# [Exercise task]
Check each line of the records below and collect those holding "ylabel".

# [Dataset content]

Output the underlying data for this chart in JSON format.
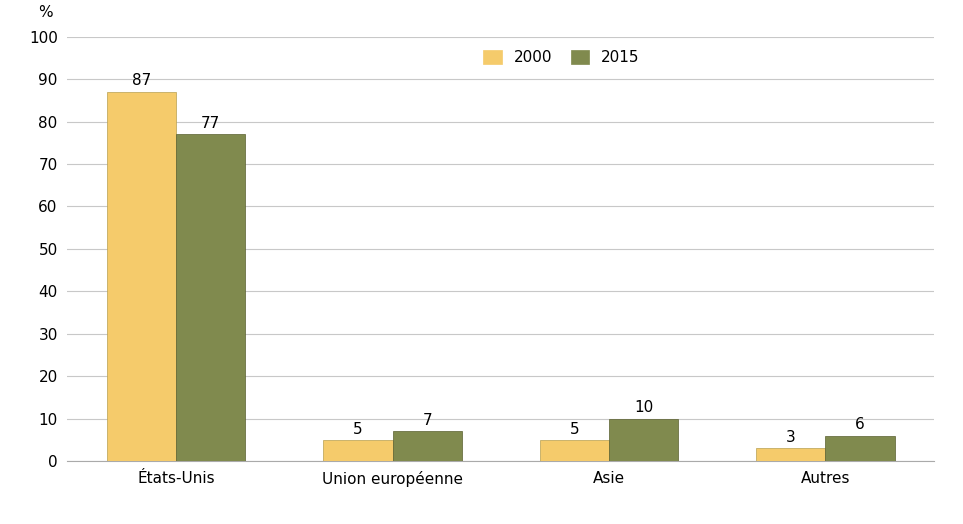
{
  "categories": [
    "États-Unis",
    "Union européenne",
    "Asie",
    "Autres"
  ],
  "values_2000": [
    87,
    5,
    5,
    3
  ],
  "values_2015": [
    77,
    7,
    10,
    6
  ],
  "color_2000": "#f5cb6b",
  "color_2015": "#808a4e",
  "legend_labels": [
    "2000",
    "2015"
  ],
  "ylabel": "%",
  "ylim": [
    0,
    100
  ],
  "yticks": [
    0,
    10,
    20,
    30,
    40,
    50,
    60,
    70,
    80,
    90,
    100
  ],
  "bar_width": 0.32,
  "background_color": "#ffffff",
  "grid_color": "#c8c8c8",
  "label_fontsize": 11,
  "tick_fontsize": 11,
  "legend_fontsize": 11,
  "bar_label_fontsize": 11
}
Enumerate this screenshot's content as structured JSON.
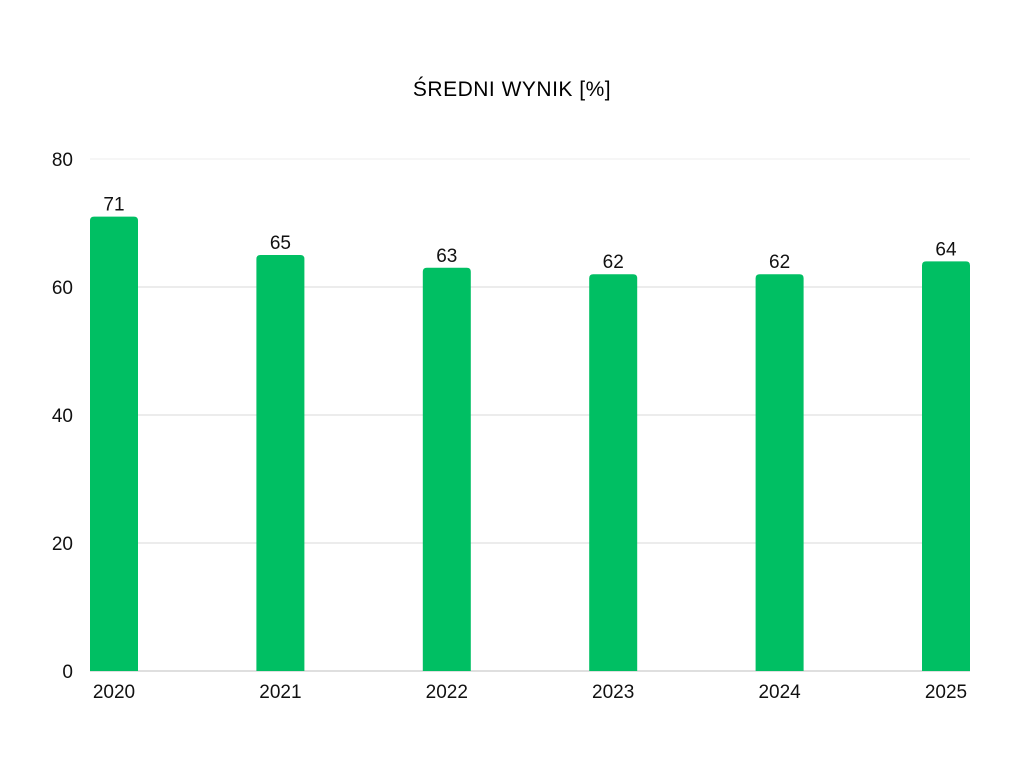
{
  "chart_data": {
    "type": "bar",
    "title": "ŚREDNI WYNIK [%]",
    "xlabel": "",
    "ylabel": "",
    "categories": [
      "2020",
      "2021",
      "2022",
      "2023",
      "2024",
      "2025"
    ],
    "values": [
      71,
      65,
      63,
      62,
      62,
      64
    ],
    "data_labels": [
      "71",
      "65",
      "63",
      "62",
      "62",
      "64"
    ],
    "ylim": [
      0,
      80
    ],
    "yticks": [
      0,
      20,
      40,
      60,
      80
    ],
    "ytick_labels": [
      "0",
      "20",
      "40",
      "60",
      "80"
    ],
    "grid": true,
    "legend": "none",
    "colors": {
      "bar": "#00BF63",
      "grid": "#d9d9d9",
      "axis": "#bfbfbf"
    }
  }
}
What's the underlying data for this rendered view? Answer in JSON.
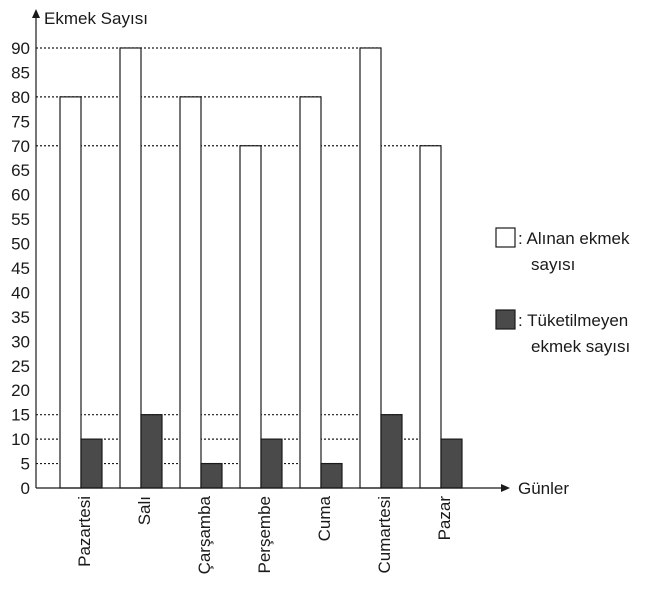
{
  "chart_data": {
    "type": "bar",
    "ylabel": "Ekmek Sayısı",
    "xlabel": "Günler",
    "ylim": [
      0,
      90
    ],
    "yticks": [
      0,
      5,
      10,
      15,
      20,
      25,
      30,
      35,
      40,
      45,
      50,
      55,
      60,
      65,
      70,
      75,
      80,
      85,
      90
    ],
    "categories": [
      "Pazartesi",
      "Salı",
      "Çarşamba",
      "Perşembe",
      "Cuma",
      "Cumartesi",
      "Pazar"
    ],
    "series": [
      {
        "name": "Alınan ekmek sayısı",
        "color": "#ffffff",
        "values": [
          80,
          90,
          80,
          70,
          80,
          90,
          70
        ]
      },
      {
        "name": "Tüketilmeyen ekmek sayısı",
        "color": "#4a4a4a",
        "values": [
          10,
          15,
          5,
          10,
          5,
          15,
          10
        ]
      }
    ],
    "guide_lines": [
      90,
      80,
      70,
      15,
      10,
      5
    ],
    "legend": {
      "placement": "right",
      "entries": [
        {
          "lines": [
            ": Alınan ekmek",
            "sayısı"
          ]
        },
        {
          "lines": [
            ": Tüketilmeyen",
            "ekmek sayısı"
          ]
        }
      ]
    }
  }
}
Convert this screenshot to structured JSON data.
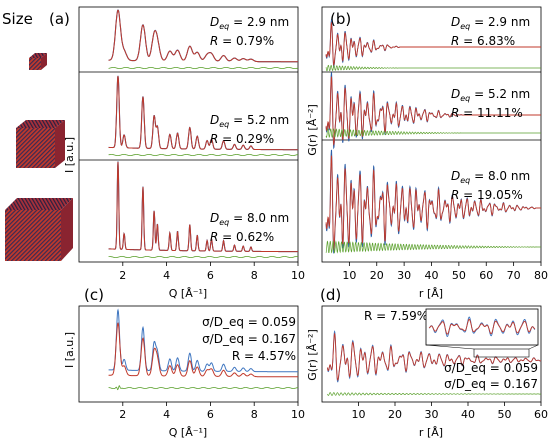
{
  "figure": {
    "size_label": "Size",
    "i_unit_label": "I [a.u.]",
    "g_unit_label": "G(r) [Å⁻²]"
  },
  "colors": {
    "data": "#2b5fa8",
    "fit": "#c0392b",
    "diff": "#5aa02c",
    "narrow": "#3f76c0",
    "wide": "#c0392b"
  },
  "chart_data": [
    {
      "panel": "(a)",
      "type": "line",
      "xlabel": "Q [Å⁻¹]",
      "ylabel": "I [a.u.]",
      "xlim": [
        0,
        10
      ],
      "xticks": [
        2,
        4,
        6,
        8,
        10
      ],
      "peaks_Q": [
        1.78,
        2.06,
        2.92,
        3.43,
        3.58,
        4.15,
        4.5,
        5.06,
        5.4,
        5.85,
        6.05,
        6.6,
        7.1,
        7.5,
        7.85
      ],
      "series": [
        {
          "D_eq": "2.9 nm",
          "R": "0.79%"
        },
        {
          "D_eq": "5.2 nm",
          "R": "0.29%"
        },
        {
          "D_eq": "8.0 nm",
          "R": "0.62%"
        }
      ]
    },
    {
      "panel": "(b)",
      "type": "line",
      "xlabel": "r [Å]",
      "ylabel": "G(r) [Å⁻²]",
      "xlim": [
        0,
        80
      ],
      "xticks": [
        10,
        20,
        30,
        40,
        50,
        60,
        70,
        80
      ],
      "series": [
        {
          "D_eq": "2.9 nm",
          "R": "6.83%",
          "extent_r": 29
        },
        {
          "D_eq": "5.2 nm",
          "R": "11.11%",
          "extent_r": 52
        },
        {
          "D_eq": "8.0 nm",
          "R": "19.05%",
          "extent_r": 80
        }
      ]
    },
    {
      "panel": "(c)",
      "type": "line",
      "xlabel": "Q [Å⁻¹]",
      "ylabel": "I [a.u.]",
      "xlim": [
        0,
        10
      ],
      "xticks": [
        2,
        4,
        6,
        8,
        10
      ],
      "R": "R = 4.57%",
      "series": [
        {
          "name": "σ/D_eq = 0.059",
          "color_key": "narrow"
        },
        {
          "name": "σ/D_eq = 0.167",
          "color_key": "wide"
        }
      ]
    },
    {
      "panel": "(d)",
      "type": "line",
      "xlabel": "r [Å]",
      "ylabel": "G(r) [Å⁻²]",
      "xlim": [
        0,
        60
      ],
      "xticks": [
        10,
        20,
        30,
        40,
        50,
        60
      ],
      "R": "R = 7.59%",
      "inset_r_range": [
        35,
        55
      ],
      "series": [
        {
          "name": "σ/D_eq = 0.059",
          "color_key": "narrow"
        },
        {
          "name": "σ/D_eq = 0.167",
          "color_key": "wide"
        }
      ]
    }
  ]
}
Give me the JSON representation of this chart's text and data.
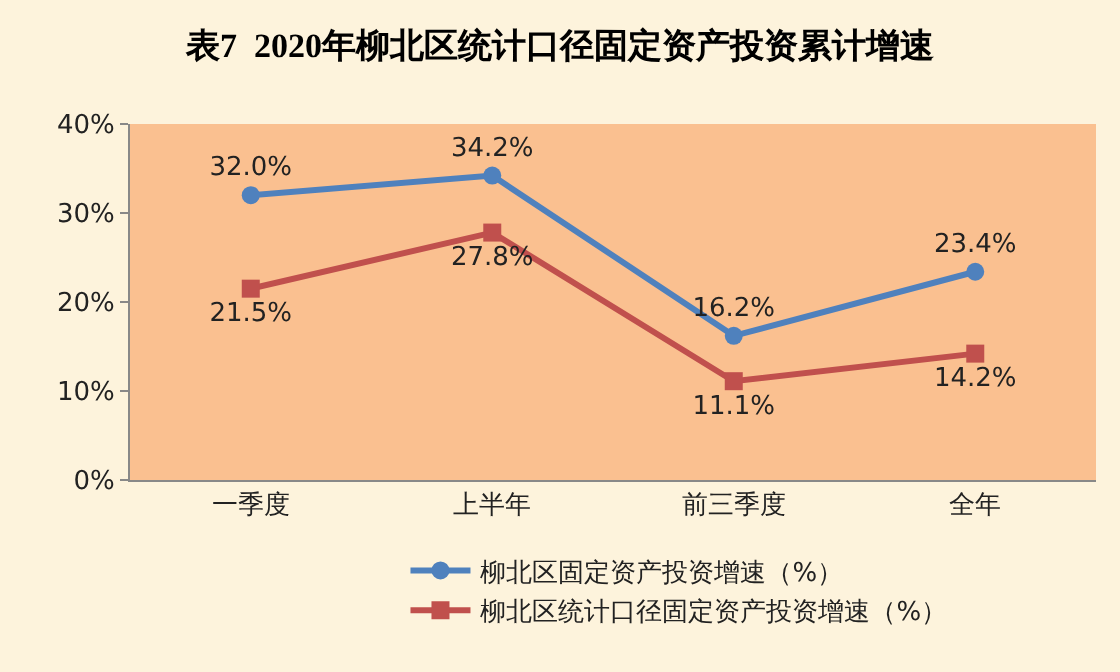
{
  "chart_data": {
    "type": "line",
    "title": "表7  2020年柳北区统计口径固定资产投资累计增速",
    "categories": [
      "一季度",
      "上半年",
      "前三季度",
      "全年"
    ],
    "series": [
      {
        "name": "柳北区固定资产投资增速（%）",
        "color": "#4f81bd",
        "marker": "circle",
        "values": [
          32.0,
          34.2,
          16.2,
          23.4
        ],
        "value_labels": [
          "32.0%",
          "34.2%",
          "16.2%",
          "23.4%"
        ]
      },
      {
        "name": "柳北区统计口径固定资产投资增速（%）",
        "color": "#c0504d",
        "marker": "square",
        "values": [
          21.5,
          27.8,
          11.1,
          14.2
        ],
        "value_labels": [
          "21.5%",
          "27.8%",
          "11.1%",
          "14.2%"
        ]
      }
    ],
    "ylim": [
      0,
      40
    ],
    "yticks": [
      {
        "value": 0,
        "label": "0%"
      },
      {
        "value": 10,
        "label": "10%"
      },
      {
        "value": 20,
        "label": "20%"
      },
      {
        "value": 30,
        "label": "30%"
      },
      {
        "value": 40,
        "label": "40%"
      }
    ],
    "grid": false,
    "legend": "bottom",
    "line_style": "solid"
  }
}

# [Solution to the problem]
  "ylabel": "%",
    "ylabel": "",
    "ylabel": "Ekmek Sayısı",
      "ylabel": "I [a.u.]",
      "ylabel": "G(r) [Å⁻²]",
      "ylabel": "I [a.u.]",
      "ylabel": "G(r) [Å⁻²]",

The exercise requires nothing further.